> _Exercise description_
Print the data that follows exactly.

Extracted records
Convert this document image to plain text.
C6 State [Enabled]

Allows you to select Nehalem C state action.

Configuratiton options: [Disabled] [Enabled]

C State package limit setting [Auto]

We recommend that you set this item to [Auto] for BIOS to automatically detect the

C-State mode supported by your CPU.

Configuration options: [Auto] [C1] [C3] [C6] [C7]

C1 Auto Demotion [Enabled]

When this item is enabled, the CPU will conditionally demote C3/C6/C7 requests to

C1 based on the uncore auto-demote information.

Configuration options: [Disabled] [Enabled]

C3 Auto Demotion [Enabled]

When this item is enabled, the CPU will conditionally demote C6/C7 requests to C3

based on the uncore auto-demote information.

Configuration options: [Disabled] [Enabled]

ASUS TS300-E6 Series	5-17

> _Solved exercise_
Convert this document image to plain text.
C6 State [Enabled]

Allows you to select Nehalem C state action.

Configuratiton options: [Disabled] [Enabled]

C State package limit setting [Auto]

We recommend that you set this item to [Auto] for BIOS to automatically detect the

C-State mode supported by your CPU.

Configuration options: [Auto] [C1] [C3] [C6] [C7]

C1 Auto Demotion [Enabled]

When this item is enabled, the CPU will conditionally demote C3/C6/C7 requests to

C1 based on the uncore auto-demote information.

Configuration options: [Disabled] [Enabled]

C3 Auto Demotion [Enabled]

When this item is enabled, the CPU will conditionally demote C6/C7 requests to C3

based on the uncore auto-demote information.

Configuration options: [Disabled] [Enabled]

ASUS TS300-E6 Series	5-17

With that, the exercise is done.